Given problem:
Find each line containing the string "content". Copy it.

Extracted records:
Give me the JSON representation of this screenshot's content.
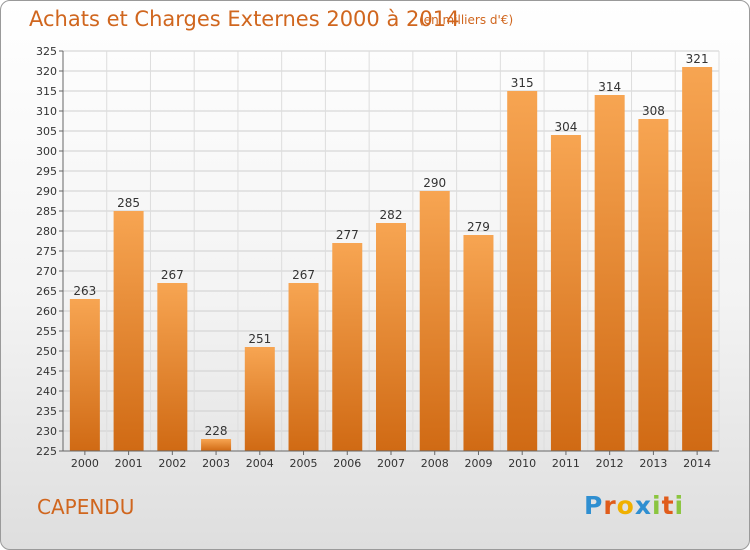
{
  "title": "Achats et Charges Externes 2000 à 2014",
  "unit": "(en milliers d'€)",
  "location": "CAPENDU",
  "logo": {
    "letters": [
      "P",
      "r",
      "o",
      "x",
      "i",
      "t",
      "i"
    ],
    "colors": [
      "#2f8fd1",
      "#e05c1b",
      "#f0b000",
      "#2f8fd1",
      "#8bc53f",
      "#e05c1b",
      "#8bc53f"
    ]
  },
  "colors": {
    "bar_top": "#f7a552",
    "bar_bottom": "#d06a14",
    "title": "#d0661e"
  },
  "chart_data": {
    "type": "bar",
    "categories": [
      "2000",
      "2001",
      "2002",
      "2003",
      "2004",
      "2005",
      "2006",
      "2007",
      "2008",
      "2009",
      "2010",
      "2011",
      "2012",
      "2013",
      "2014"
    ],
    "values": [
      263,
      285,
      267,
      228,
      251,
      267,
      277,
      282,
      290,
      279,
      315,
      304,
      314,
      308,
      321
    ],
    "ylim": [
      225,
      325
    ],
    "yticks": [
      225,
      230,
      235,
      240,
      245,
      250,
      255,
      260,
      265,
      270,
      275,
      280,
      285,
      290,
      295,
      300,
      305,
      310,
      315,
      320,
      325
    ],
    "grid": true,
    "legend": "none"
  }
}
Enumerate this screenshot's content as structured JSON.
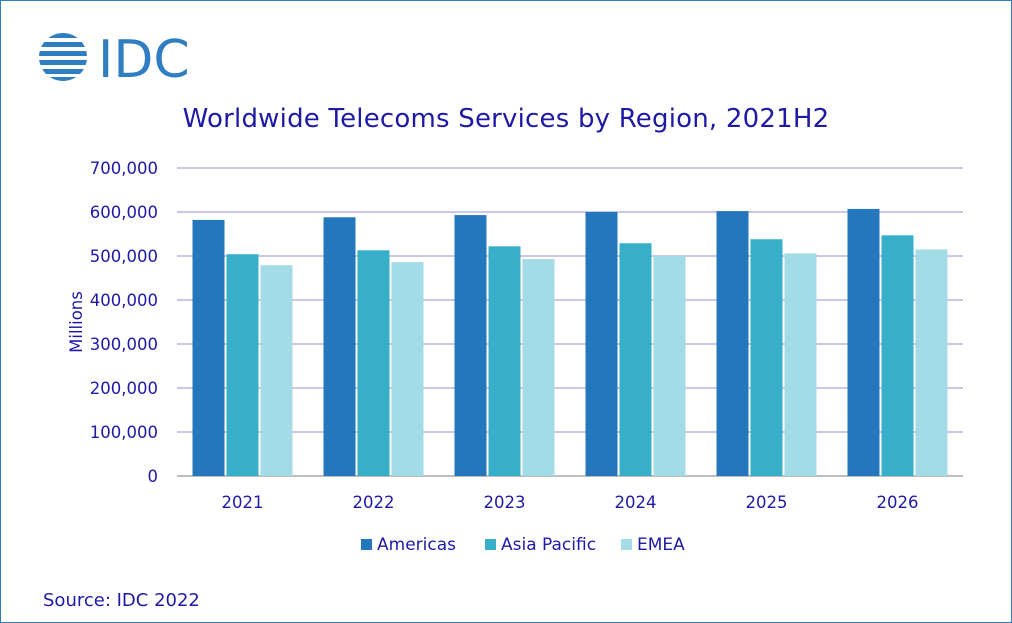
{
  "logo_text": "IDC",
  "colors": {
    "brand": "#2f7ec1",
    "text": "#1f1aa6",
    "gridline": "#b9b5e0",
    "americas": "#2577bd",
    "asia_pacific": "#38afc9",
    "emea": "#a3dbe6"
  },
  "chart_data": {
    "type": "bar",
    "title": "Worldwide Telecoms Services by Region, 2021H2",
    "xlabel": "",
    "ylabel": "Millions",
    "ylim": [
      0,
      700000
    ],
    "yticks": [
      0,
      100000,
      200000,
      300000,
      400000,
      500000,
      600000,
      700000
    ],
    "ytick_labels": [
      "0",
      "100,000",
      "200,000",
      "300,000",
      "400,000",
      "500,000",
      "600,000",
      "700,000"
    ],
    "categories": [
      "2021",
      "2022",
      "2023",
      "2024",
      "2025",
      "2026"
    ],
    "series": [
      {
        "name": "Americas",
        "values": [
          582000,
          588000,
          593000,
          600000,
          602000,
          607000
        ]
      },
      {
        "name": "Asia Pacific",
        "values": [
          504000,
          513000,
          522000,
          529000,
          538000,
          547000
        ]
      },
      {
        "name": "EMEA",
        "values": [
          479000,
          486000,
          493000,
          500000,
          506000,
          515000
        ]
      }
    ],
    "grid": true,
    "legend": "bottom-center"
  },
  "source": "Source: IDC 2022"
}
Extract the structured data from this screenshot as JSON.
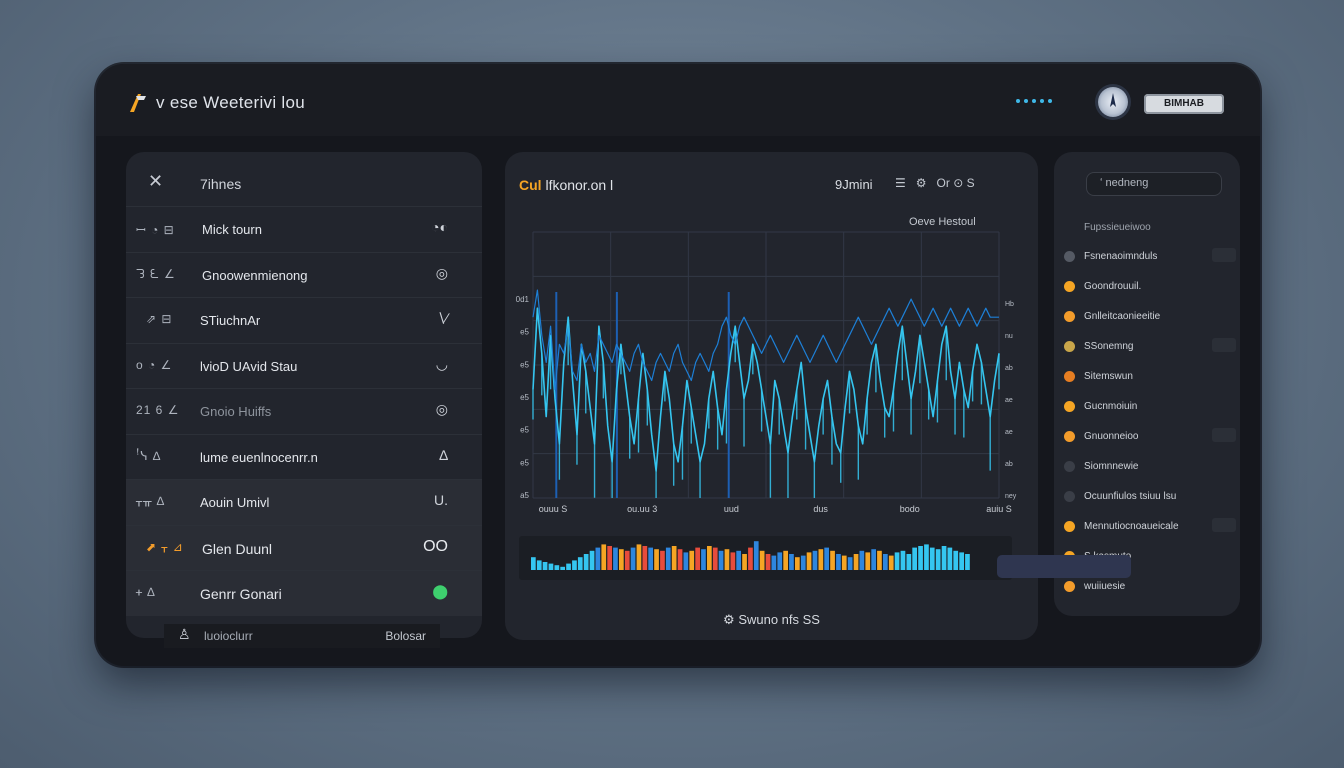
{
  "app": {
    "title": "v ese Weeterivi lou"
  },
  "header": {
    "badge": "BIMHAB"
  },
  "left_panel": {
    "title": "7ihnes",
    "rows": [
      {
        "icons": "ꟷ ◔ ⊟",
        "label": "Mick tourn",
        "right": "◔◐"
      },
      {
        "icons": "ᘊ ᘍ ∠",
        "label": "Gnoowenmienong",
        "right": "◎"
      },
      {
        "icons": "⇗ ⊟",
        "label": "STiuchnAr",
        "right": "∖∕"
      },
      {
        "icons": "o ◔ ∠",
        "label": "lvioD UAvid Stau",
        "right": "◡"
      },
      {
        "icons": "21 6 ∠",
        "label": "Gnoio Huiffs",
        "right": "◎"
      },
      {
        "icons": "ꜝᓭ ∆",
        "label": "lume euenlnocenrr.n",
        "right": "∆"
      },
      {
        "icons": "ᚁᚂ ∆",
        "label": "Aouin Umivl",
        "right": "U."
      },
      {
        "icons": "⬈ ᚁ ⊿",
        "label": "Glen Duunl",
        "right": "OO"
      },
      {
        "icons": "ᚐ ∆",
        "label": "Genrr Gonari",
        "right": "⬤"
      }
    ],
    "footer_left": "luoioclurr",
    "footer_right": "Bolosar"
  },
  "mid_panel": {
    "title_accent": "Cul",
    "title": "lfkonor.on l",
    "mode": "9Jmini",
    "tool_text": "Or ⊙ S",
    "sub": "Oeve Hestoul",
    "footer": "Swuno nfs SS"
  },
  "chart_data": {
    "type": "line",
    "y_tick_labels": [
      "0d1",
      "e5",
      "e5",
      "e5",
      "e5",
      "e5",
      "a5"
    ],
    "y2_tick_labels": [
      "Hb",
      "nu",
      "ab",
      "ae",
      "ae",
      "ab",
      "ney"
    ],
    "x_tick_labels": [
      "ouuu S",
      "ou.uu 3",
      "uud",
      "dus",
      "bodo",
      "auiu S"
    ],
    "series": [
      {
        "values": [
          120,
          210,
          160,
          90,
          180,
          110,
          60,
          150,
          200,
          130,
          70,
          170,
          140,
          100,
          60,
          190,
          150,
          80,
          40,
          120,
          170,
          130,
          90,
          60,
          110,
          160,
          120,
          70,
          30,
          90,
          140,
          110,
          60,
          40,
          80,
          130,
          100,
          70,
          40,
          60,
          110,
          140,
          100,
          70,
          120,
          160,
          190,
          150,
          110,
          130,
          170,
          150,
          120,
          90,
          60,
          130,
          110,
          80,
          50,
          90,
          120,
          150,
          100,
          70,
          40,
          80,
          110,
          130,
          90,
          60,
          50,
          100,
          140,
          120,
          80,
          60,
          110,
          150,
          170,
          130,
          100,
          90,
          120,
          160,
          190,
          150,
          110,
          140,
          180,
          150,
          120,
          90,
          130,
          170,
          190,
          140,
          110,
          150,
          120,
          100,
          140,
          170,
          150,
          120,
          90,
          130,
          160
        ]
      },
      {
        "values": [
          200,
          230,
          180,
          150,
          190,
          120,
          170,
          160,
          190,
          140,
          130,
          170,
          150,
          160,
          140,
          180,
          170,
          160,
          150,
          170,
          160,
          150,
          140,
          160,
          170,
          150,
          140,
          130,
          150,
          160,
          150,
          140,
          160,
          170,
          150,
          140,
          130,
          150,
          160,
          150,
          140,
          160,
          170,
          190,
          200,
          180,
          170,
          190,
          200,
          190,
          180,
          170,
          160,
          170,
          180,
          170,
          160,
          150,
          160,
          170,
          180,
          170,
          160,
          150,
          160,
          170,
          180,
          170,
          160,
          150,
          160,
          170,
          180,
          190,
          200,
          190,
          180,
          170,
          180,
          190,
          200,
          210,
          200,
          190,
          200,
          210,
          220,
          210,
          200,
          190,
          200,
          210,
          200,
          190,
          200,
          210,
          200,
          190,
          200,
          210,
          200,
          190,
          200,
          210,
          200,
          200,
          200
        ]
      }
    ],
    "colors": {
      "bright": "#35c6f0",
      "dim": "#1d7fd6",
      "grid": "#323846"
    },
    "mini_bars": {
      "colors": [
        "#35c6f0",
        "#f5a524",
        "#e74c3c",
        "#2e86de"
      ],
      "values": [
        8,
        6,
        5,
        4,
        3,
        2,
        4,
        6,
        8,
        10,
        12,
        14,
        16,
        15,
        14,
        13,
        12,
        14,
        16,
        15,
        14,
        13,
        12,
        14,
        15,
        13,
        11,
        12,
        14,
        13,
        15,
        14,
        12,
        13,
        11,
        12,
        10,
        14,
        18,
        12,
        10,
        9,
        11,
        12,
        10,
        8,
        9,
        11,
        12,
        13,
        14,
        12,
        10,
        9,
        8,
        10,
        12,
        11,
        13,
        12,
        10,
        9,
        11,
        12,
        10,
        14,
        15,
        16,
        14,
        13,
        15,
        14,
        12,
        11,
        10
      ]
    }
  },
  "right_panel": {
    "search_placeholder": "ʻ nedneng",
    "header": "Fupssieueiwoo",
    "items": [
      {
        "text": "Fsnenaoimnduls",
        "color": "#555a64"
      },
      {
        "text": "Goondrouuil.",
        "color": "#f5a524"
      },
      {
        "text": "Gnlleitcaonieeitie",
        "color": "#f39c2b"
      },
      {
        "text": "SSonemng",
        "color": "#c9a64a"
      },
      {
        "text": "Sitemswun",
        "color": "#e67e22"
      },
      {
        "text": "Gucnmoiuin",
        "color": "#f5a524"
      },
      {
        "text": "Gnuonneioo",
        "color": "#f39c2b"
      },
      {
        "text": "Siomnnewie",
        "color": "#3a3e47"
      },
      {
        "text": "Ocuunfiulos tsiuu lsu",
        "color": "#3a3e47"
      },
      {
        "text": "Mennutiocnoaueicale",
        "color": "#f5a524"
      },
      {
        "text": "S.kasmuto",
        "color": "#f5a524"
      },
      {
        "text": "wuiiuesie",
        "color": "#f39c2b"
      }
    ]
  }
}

Worked solution:
Give me the JSON representation of this screenshot's content.
Enumerate this screenshot's content as structured JSON.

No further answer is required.